[Start of Information provided]

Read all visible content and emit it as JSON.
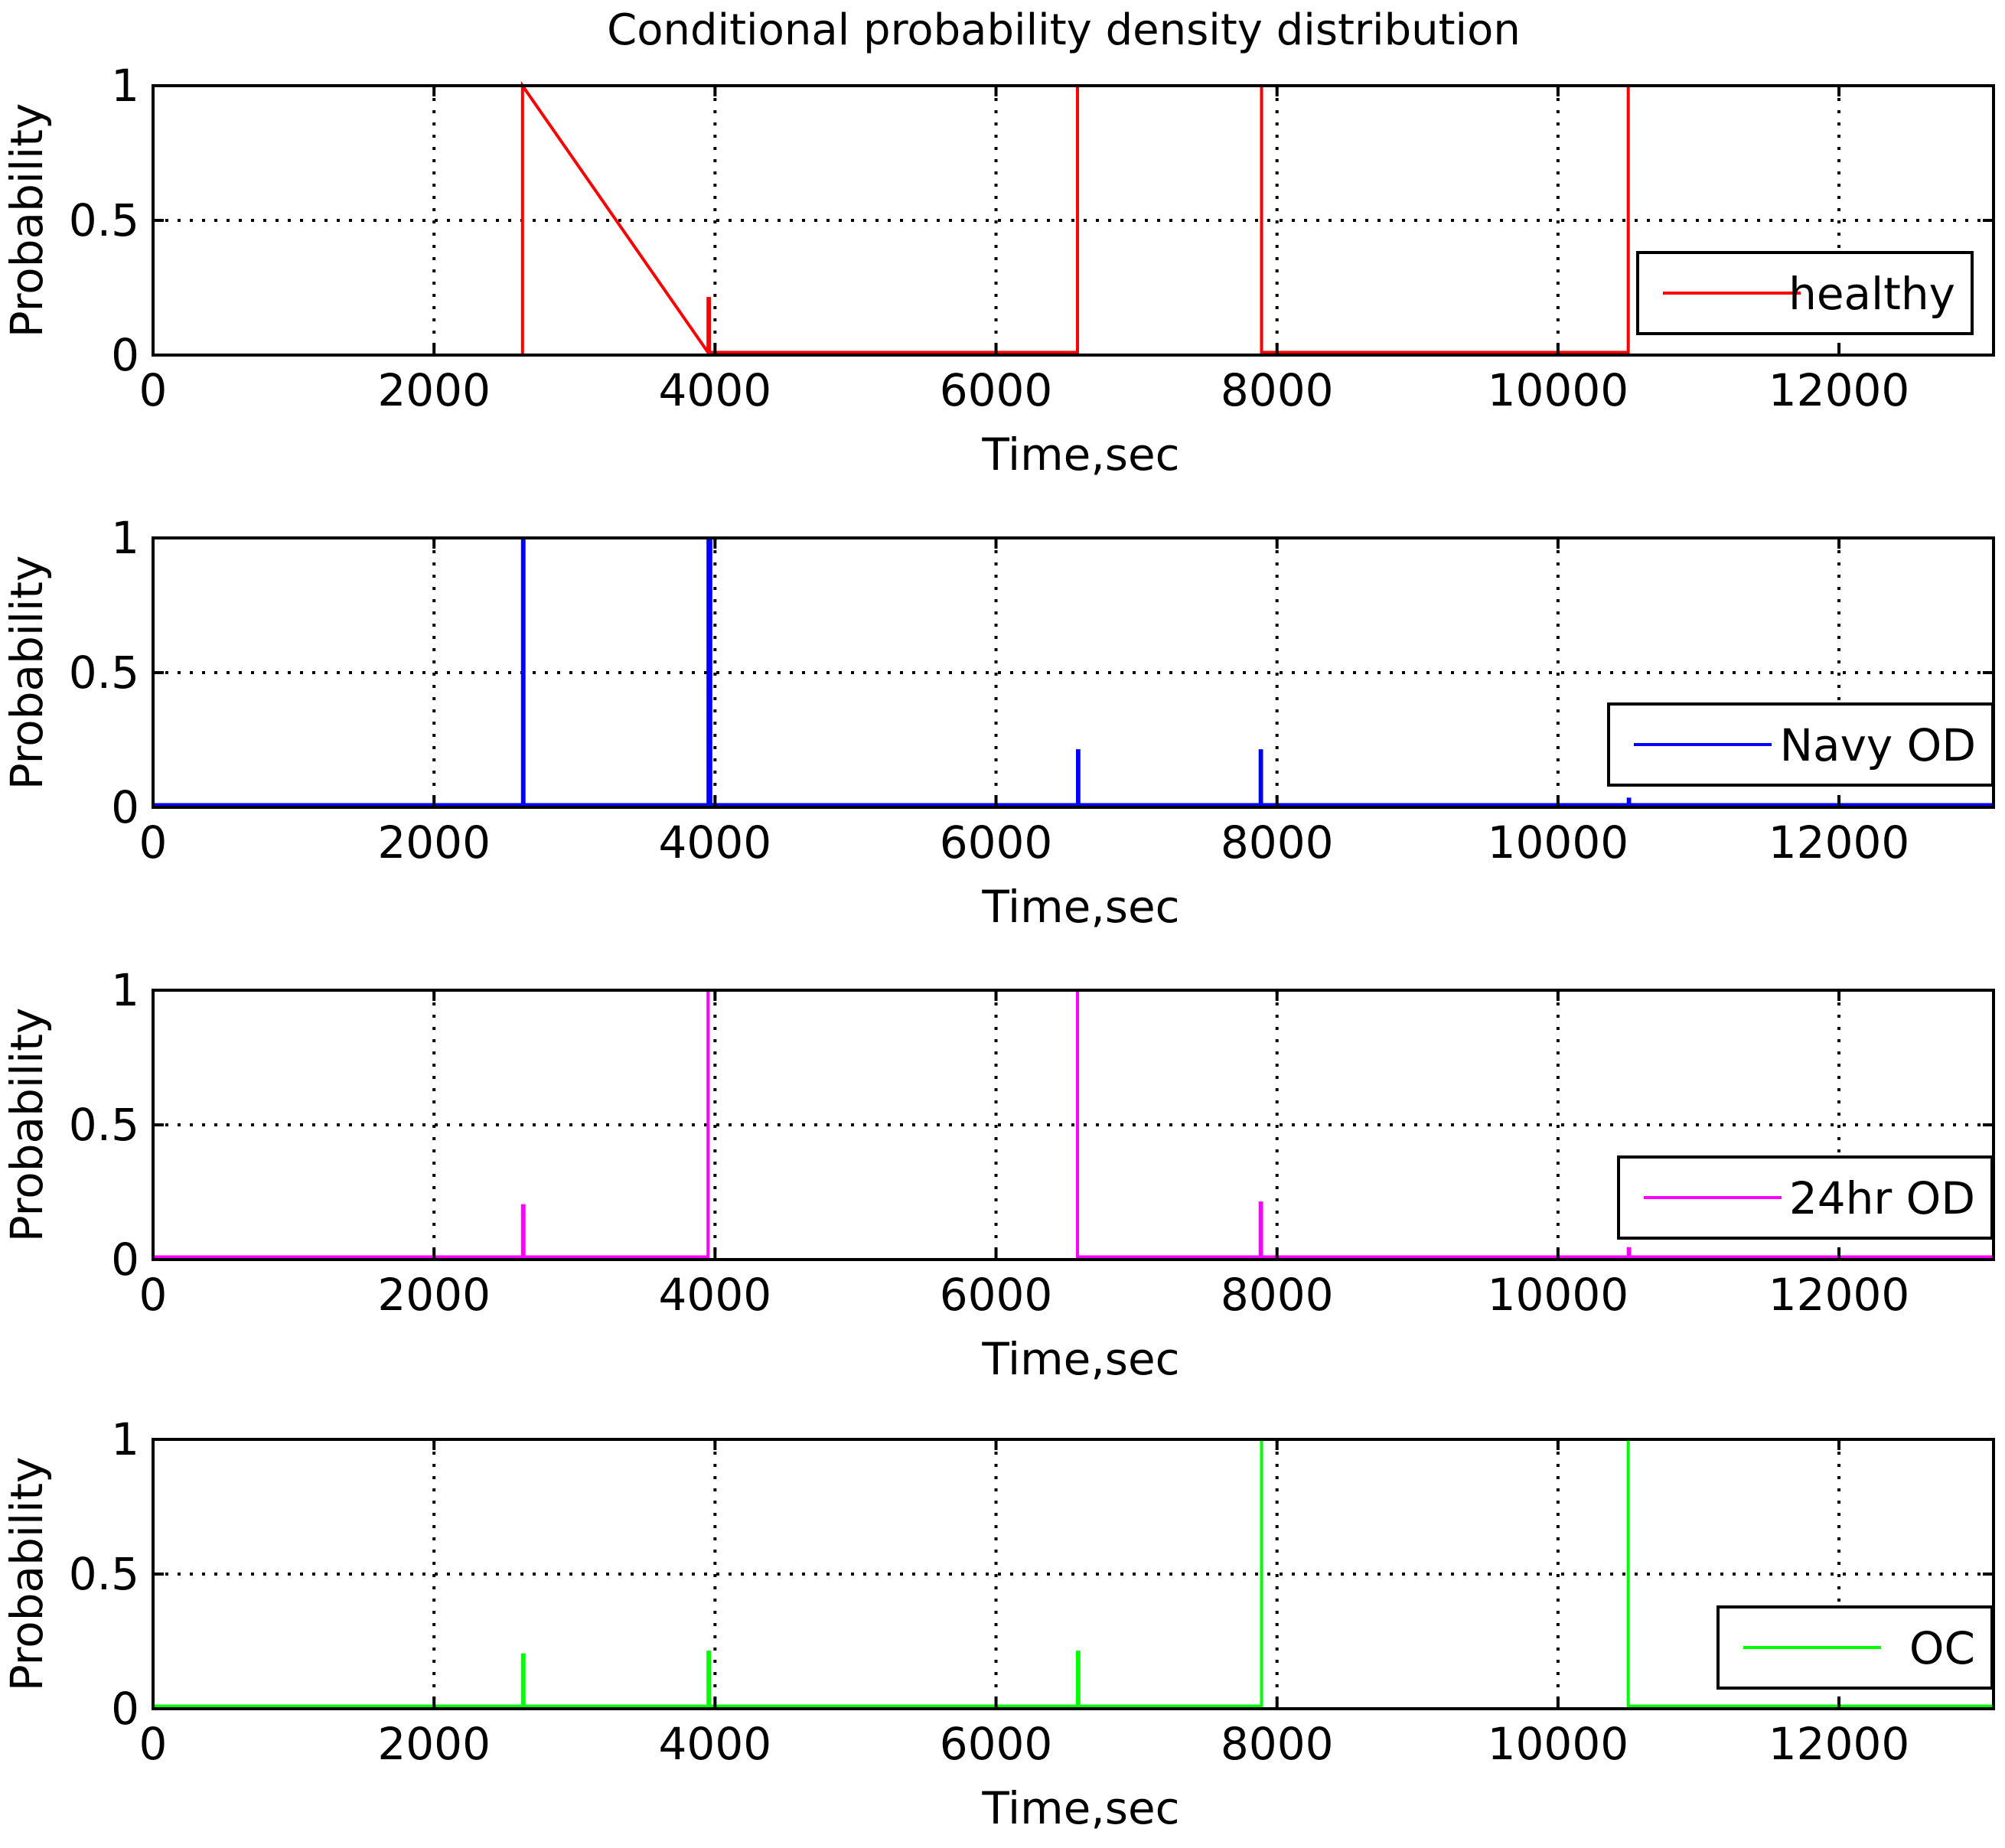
{
  "chart_data": {
    "type": "line",
    "title": "Conditional probability density distribution",
    "xlabel": "Time,sec",
    "ylabel": "Probability",
    "xlim": [
      0,
      13100
    ],
    "ylim": [
      0,
      1
    ],
    "xticks": [
      0,
      2000,
      4000,
      6000,
      8000,
      10000,
      12000
    ],
    "xtick_labels": [
      "0",
      "2000",
      "4000",
      "6000",
      "8000",
      "10000",
      "12000"
    ],
    "yticks": [
      0,
      0.5,
      1
    ],
    "ytick_labels": [
      "0",
      "0.5",
      "1"
    ],
    "grid": true,
    "legend_position": "right",
    "panels": [
      {
        "series": [
          {
            "name": "healthy",
            "color": "#ff0000",
            "x": [
              2630,
              2630,
              3950,
              3950,
              3960,
              3960,
              6580,
              6580,
              7890,
              7890,
              10500,
              10500
            ],
            "y": [
              0,
              1,
              0.01,
              0.21,
              0.21,
              0.01,
              0.01,
              1,
              1,
              0.01,
              0.01,
              1
            ]
          }
        ]
      },
      {
        "series": [
          {
            "name": "Navy OD",
            "color": "#0000ff",
            "x": [
              0,
              2630,
              2630,
              2640,
              2640,
              3950,
              3950,
              3970,
              3970,
              6580,
              6580,
              6590,
              6590,
              7880,
              7880,
              7890,
              7890,
              10500,
              10500,
              10510,
              10510,
              13100
            ],
            "y": [
              0.01,
              0.01,
              1,
              1,
              0.01,
              0.01,
              1,
              1,
              0.01,
              0.01,
              0.21,
              0.21,
              0.01,
              0.01,
              0.21,
              0.21,
              0.01,
              0.01,
              0.03,
              0.03,
              0.01,
              0.01
            ]
          }
        ]
      },
      {
        "series": [
          {
            "name": "24hr OD",
            "color": "#ff00ff",
            "x": [
              0,
              2630,
              2630,
              2640,
              2640,
              3950,
              3950,
              6580,
              6580,
              7880,
              7880,
              7890,
              7890,
              10500,
              10500,
              10510,
              10510,
              13100
            ],
            "y": [
              0.01,
              0.01,
              0.2,
              0.2,
              0.01,
              0.01,
              1,
              1,
              0.01,
              0.01,
              0.21,
              0.21,
              0.01,
              0.01,
              0.04,
              0.04,
              0.01,
              0.01
            ]
          }
        ]
      },
      {
        "series": [
          {
            "name": "OC",
            "color": "#00ff00",
            "x": [
              0,
              2630,
              2630,
              2640,
              2640,
              3950,
              3950,
              3960,
              3960,
              6580,
              6580,
              6590,
              6590,
              7890,
              7890,
              10500,
              10500,
              13100
            ],
            "y": [
              0.01,
              0.01,
              0.2,
              0.2,
              0.01,
              0.01,
              0.21,
              0.21,
              0.01,
              0.01,
              0.21,
              0.21,
              0.01,
              0.01,
              1,
              1,
              0.01,
              0.01
            ]
          }
        ]
      }
    ]
  }
}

[End of Information provided]

- **Exercise**
Retype every entry verbatim and exclude the pictures from the copy.

- **Task response**
Read all visible content and emit it as JSON.
{
  "chart_data": {
    "type": "line",
    "title": "Conditional probability density distribution",
    "xlabel": "Time,sec",
    "ylabel": "Probability",
    "xlim": [
      0,
      13100
    ],
    "ylim": [
      0,
      1
    ],
    "xticks": [
      0,
      2000,
      4000,
      6000,
      8000,
      10000,
      12000
    ],
    "xtick_labels": [
      "0",
      "2000",
      "4000",
      "6000",
      "8000",
      "10000",
      "12000"
    ],
    "yticks": [
      0,
      0.5,
      1
    ],
    "ytick_labels": [
      "0",
      "0.5",
      "1"
    ],
    "grid": true,
    "legend_position": "right",
    "panels": [
      {
        "series": [
          {
            "name": "healthy",
            "color": "#ff0000",
            "x": [
              2630,
              2630,
              3950,
              3950,
              3960,
              3960,
              6580,
              6580,
              7890,
              7890,
              10500,
              10500
            ],
            "y": [
              0,
              1,
              0.01,
              0.21,
              0.21,
              0.01,
              0.01,
              1,
              1,
              0.01,
              0.01,
              1
            ]
          }
        ]
      },
      {
        "series": [
          {
            "name": "Navy OD",
            "color": "#0000ff",
            "x": [
              0,
              2630,
              2630,
              2640,
              2640,
              3950,
              3950,
              3970,
              3970,
              6580,
              6580,
              6590,
              6590,
              7880,
              7880,
              7890,
              7890,
              10500,
              10500,
              10510,
              10510,
              13100
            ],
            "y": [
              0.01,
              0.01,
              1,
              1,
              0.01,
              0.01,
              1,
              1,
              0.01,
              0.01,
              0.21,
              0.21,
              0.01,
              0.01,
              0.21,
              0.21,
              0.01,
              0.01,
              0.03,
              0.03,
              0.01,
              0.01
            ]
          }
        ]
      },
      {
        "series": [
          {
            "name": "24hr OD",
            "color": "#ff00ff",
            "x": [
              0,
              2630,
              2630,
              2640,
              2640,
              3950,
              3950,
              6580,
              6580,
              7880,
              7880,
              7890,
              7890,
              10500,
              10500,
              10510,
              10510,
              13100
            ],
            "y": [
              0.01,
              0.01,
              0.2,
              0.2,
              0.01,
              0.01,
              1,
              1,
              0.01,
              0.01,
              0.21,
              0.21,
              0.01,
              0.01,
              0.04,
              0.04,
              0.01,
              0.01
            ]
          }
        ]
      },
      {
        "series": [
          {
            "name": "OC",
            "color": "#00ff00",
            "x": [
              0,
              2630,
              2630,
              2640,
              2640,
              3950,
              3950,
              3960,
              3960,
              6580,
              6580,
              6590,
              6590,
              7890,
              7890,
              10500,
              10500,
              13100
            ],
            "y": [
              0.01,
              0.01,
              0.2,
              0.2,
              0.01,
              0.01,
              0.21,
              0.21,
              0.01,
              0.01,
              0.21,
              0.21,
              0.01,
              0.01,
              1,
              1,
              0.01,
              0.01
            ]
          }
        ]
      }
    ]
  }
}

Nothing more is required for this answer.